§ **Excerpt provided**
==========
The firmware itself was confirmed by Intel to have unrestricted DMA, which pretty much can defeat any protections in software. The only way to stop it for sure is to use a dedicated NIC...
Software and APIs are really bad as well, the SDK is a collection of bolted-on turds.
It's all pretty sad really. And don't get me started on how it's implemented on laptops...
Glad I bought a h170 chipset motherboard and therefore don't have this crap.
All of those exploits exist and are in the wild. Luckily they have not been cobbled together into an attack script that I am aware of, but I haven't looked for a usable version of the hacks. I mainly care that they exist, and they do. :(
The PSP is nothing like IME. IME is a dedicated chip for remote management, which you can't touch.
PSP is simply a separate ARM core that you can control, including running a separate OS. The PSP ARM core, in turn, has a common ARM feature called TrustZone, which provides very strong security guarantees for the software running inside the TrustZone. Again, you control how this is configured and what software runs in the TrustZone.
I don't know about the PSP specifically, but most ARM chips with TrustZone also support something called HAB (High Assurance Boot), which is basically a secure boot mechanism like TPM. It allows you to set a public key used to verify the boot image, and using e-fuses you can programmatically make the public key immutable.
==========
§ **Study material**
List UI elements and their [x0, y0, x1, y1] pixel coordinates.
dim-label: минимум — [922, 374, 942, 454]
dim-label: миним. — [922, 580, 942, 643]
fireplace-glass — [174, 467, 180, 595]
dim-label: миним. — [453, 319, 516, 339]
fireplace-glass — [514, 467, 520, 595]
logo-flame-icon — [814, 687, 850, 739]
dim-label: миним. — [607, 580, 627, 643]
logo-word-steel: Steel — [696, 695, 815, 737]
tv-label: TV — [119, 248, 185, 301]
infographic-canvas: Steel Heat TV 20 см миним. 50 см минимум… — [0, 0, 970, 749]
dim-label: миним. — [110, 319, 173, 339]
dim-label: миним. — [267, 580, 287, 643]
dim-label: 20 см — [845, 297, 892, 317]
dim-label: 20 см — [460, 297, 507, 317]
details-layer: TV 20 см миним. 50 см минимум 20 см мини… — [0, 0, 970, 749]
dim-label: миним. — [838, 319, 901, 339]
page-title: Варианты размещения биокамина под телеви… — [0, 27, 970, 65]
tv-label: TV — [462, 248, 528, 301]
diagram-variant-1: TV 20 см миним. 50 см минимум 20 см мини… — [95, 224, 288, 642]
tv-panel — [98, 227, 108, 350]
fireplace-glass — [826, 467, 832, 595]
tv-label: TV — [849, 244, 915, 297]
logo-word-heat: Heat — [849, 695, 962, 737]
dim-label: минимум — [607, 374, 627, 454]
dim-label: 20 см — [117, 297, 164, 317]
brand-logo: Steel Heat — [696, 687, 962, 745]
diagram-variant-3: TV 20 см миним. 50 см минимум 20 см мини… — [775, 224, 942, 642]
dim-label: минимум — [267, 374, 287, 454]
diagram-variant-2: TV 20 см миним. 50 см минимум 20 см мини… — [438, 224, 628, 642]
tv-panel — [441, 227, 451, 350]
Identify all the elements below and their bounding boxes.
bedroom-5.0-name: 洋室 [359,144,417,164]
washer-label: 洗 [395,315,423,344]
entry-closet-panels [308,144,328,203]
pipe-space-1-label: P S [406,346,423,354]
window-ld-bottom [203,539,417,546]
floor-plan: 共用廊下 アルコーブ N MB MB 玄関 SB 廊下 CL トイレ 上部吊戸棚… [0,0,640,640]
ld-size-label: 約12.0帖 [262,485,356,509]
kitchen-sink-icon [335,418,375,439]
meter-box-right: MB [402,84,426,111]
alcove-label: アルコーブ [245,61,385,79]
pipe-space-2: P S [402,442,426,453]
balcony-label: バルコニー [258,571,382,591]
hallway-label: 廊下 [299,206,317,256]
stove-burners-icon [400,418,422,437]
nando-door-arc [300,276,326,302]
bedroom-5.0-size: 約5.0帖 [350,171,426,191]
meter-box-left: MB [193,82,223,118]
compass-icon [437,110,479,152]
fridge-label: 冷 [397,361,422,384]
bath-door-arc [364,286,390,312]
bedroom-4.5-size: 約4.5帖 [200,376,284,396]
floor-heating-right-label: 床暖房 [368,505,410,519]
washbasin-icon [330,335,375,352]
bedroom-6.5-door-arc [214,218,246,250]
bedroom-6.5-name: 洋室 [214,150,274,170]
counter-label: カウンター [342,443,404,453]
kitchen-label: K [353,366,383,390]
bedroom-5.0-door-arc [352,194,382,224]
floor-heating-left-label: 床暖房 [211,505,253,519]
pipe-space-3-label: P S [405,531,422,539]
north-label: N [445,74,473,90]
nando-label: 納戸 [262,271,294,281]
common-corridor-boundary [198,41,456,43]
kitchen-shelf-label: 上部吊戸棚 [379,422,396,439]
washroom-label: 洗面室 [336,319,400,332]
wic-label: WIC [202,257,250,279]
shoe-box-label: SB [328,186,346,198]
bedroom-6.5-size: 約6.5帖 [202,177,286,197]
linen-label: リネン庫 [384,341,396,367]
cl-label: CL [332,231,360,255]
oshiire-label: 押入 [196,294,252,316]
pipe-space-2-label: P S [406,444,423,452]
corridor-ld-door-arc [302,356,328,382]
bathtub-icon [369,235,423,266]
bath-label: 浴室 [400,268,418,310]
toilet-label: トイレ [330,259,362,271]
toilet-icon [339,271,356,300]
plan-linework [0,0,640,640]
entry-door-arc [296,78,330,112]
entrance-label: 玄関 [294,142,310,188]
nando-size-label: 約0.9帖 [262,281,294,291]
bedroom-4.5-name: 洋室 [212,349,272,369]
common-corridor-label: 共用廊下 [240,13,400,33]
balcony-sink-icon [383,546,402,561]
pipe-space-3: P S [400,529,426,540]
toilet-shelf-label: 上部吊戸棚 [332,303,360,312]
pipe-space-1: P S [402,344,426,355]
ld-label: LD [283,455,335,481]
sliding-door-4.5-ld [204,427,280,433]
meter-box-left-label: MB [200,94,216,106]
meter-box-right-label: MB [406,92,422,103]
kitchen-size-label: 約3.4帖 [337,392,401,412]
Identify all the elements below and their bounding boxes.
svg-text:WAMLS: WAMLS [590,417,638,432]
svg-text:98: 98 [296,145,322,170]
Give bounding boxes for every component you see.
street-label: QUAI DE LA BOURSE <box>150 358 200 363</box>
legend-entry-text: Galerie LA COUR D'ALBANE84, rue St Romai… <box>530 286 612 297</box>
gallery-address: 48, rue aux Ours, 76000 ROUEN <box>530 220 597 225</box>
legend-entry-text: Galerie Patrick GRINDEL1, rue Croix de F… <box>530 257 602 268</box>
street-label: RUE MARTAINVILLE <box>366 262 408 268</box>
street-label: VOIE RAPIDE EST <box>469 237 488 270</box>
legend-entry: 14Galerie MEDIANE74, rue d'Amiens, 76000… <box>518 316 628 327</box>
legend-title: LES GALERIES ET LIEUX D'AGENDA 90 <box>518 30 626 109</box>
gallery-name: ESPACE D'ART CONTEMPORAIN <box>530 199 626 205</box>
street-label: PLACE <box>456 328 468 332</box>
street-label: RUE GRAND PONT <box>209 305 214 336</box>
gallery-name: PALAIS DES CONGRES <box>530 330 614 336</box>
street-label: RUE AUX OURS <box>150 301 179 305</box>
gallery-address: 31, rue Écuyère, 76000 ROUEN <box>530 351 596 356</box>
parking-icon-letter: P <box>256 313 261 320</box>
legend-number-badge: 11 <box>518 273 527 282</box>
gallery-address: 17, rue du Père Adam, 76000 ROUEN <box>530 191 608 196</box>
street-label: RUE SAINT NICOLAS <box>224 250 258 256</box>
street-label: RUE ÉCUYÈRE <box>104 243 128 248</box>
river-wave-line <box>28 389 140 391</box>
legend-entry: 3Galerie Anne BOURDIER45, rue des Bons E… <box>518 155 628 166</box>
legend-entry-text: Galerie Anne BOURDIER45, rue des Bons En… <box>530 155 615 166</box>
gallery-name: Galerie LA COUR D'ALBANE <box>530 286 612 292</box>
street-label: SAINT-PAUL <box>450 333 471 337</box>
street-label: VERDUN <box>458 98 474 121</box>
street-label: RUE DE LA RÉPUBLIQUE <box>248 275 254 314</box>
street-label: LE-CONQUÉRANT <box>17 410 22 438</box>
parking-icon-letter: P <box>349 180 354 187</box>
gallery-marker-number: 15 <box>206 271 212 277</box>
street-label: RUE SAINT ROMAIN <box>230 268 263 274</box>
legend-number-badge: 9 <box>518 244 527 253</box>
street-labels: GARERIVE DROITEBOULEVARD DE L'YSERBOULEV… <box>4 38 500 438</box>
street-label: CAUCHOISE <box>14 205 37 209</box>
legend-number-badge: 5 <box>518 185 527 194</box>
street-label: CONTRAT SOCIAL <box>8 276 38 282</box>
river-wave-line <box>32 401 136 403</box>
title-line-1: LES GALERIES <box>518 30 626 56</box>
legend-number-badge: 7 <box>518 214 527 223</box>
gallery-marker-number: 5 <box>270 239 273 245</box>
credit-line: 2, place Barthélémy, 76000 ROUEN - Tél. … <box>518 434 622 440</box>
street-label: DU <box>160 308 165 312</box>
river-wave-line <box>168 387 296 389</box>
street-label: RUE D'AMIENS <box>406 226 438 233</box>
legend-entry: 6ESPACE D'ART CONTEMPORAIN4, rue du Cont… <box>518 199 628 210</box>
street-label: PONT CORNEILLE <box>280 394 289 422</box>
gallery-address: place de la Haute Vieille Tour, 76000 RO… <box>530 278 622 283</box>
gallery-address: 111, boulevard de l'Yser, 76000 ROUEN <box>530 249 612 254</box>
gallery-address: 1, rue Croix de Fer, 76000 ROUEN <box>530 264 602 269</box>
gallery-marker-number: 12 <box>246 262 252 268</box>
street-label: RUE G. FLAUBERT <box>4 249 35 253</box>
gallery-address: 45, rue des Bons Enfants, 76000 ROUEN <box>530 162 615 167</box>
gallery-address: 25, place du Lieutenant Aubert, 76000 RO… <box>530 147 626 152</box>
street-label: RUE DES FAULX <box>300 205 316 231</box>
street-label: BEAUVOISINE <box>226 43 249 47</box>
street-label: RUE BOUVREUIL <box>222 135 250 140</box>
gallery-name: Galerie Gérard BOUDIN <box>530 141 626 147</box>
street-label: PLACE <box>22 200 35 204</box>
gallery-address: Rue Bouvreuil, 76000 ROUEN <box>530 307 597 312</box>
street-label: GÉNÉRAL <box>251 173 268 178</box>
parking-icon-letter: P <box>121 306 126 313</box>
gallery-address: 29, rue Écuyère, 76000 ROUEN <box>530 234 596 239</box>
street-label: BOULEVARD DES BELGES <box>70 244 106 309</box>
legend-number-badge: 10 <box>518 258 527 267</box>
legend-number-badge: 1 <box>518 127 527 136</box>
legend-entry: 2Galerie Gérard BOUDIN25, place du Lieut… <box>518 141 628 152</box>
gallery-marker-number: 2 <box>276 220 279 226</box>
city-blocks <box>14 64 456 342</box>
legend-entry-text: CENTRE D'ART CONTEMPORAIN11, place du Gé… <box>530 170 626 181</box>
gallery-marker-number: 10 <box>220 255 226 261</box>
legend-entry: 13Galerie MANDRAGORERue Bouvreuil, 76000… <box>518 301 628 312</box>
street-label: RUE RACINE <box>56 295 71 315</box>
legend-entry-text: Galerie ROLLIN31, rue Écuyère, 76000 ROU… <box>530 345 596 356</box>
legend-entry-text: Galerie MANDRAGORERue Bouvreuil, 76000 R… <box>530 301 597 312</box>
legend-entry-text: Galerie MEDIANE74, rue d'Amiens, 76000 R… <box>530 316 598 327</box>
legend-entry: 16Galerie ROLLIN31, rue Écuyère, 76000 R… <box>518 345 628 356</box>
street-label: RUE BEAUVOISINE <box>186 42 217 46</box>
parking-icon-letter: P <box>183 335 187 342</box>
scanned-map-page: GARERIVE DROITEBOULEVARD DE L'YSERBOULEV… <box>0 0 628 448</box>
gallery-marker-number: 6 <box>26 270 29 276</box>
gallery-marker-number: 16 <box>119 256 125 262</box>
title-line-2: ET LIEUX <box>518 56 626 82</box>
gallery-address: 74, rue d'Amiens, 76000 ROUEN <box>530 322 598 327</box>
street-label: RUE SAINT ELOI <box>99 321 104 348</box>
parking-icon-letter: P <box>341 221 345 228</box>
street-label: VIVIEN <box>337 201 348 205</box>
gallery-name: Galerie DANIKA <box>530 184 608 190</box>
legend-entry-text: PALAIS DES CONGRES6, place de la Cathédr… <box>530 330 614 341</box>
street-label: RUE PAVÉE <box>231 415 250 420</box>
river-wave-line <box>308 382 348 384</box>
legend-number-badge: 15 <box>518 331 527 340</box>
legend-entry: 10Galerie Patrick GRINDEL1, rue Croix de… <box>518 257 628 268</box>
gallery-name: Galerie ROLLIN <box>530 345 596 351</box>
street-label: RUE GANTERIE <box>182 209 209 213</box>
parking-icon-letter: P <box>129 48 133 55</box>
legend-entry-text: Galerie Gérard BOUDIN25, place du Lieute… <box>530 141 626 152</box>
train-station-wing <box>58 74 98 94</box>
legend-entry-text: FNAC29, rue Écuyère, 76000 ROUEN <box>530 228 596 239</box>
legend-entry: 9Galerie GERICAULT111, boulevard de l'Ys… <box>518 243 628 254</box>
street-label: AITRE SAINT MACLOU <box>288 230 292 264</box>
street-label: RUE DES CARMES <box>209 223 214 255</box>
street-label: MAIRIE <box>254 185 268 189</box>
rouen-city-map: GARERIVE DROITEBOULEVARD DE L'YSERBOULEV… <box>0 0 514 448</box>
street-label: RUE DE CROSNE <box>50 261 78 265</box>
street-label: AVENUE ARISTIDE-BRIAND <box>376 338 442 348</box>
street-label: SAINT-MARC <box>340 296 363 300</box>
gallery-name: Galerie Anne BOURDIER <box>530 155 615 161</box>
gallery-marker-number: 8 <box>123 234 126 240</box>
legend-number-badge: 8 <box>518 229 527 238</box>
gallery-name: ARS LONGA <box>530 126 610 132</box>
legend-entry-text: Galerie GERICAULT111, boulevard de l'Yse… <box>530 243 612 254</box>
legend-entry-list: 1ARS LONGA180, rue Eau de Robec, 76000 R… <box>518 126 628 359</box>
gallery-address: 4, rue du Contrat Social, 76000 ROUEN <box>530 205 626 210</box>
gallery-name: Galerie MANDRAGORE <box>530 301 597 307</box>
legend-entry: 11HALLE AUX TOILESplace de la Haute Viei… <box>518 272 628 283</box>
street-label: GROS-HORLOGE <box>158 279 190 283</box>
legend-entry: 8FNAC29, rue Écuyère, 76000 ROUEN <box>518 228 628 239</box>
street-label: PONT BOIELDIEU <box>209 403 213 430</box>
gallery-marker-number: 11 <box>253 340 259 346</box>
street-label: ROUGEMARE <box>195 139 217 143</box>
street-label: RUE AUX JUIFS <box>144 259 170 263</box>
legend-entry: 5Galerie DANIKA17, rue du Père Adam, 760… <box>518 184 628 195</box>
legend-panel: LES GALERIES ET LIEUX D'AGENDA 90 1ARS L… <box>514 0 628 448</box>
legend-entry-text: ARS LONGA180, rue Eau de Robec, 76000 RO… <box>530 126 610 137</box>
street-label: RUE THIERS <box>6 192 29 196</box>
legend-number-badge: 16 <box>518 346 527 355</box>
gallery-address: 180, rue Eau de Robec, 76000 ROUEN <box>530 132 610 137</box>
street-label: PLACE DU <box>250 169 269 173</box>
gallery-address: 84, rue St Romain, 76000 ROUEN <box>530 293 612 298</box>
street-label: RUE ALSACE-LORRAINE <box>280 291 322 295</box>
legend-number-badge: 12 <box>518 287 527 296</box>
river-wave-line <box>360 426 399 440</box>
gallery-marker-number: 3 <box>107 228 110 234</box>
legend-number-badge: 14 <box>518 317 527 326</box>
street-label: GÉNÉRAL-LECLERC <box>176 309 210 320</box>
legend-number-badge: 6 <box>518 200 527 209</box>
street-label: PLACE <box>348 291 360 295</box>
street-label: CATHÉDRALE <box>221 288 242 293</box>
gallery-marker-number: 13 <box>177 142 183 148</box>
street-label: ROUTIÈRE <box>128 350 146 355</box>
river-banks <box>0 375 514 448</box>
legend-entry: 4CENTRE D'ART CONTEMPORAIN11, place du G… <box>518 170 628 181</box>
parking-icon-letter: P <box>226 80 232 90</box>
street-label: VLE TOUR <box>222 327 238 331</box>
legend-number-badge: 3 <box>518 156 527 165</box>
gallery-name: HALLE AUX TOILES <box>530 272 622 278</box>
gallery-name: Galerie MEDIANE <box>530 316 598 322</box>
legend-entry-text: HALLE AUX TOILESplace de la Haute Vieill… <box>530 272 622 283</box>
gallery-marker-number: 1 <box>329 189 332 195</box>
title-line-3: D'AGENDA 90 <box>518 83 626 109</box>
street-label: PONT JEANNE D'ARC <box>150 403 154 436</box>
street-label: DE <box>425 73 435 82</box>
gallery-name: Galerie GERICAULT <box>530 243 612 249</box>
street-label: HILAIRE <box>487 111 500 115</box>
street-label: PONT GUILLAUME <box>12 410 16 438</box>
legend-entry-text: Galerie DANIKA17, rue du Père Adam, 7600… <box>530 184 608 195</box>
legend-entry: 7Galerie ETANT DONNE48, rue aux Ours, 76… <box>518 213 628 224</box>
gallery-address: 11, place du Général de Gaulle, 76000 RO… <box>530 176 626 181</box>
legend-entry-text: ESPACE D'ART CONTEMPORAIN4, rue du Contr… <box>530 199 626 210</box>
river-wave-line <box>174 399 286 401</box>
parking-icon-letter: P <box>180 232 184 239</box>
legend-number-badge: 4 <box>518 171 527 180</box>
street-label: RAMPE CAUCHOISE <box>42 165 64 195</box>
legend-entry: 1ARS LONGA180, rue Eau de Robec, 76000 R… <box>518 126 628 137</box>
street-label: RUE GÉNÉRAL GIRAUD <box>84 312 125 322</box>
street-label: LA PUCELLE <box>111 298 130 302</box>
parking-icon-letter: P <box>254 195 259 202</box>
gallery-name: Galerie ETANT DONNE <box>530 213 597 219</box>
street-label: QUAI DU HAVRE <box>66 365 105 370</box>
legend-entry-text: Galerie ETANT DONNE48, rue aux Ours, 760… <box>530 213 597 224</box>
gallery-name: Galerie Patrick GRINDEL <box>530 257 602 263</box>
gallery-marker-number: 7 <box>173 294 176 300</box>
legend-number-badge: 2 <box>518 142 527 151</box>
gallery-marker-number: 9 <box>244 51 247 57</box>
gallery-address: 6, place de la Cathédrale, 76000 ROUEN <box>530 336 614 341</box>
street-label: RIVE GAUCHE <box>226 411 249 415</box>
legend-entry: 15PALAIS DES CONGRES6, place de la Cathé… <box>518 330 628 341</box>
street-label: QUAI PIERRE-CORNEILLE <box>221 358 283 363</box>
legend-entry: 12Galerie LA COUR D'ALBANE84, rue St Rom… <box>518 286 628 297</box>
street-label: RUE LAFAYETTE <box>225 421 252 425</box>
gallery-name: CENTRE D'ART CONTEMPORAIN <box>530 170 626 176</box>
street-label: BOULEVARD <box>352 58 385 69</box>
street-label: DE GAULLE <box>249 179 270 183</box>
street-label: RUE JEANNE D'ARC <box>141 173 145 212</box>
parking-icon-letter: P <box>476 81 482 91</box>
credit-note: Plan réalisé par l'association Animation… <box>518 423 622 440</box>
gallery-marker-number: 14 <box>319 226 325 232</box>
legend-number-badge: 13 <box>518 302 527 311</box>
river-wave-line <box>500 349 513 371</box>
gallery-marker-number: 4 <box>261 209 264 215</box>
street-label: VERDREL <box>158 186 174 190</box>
==========
Answer these about the text on IME and PSP:
1. What did Intel confirm the firmware has?
2. What common ARM feature does the PSP ARM core have?
3. What does HAB stand for?
Rely only on the text; the records play no part here.

§ **Reply to the task**
1. Unrestricted DMA.
2. TrustZone.
3. High Assurance Boot.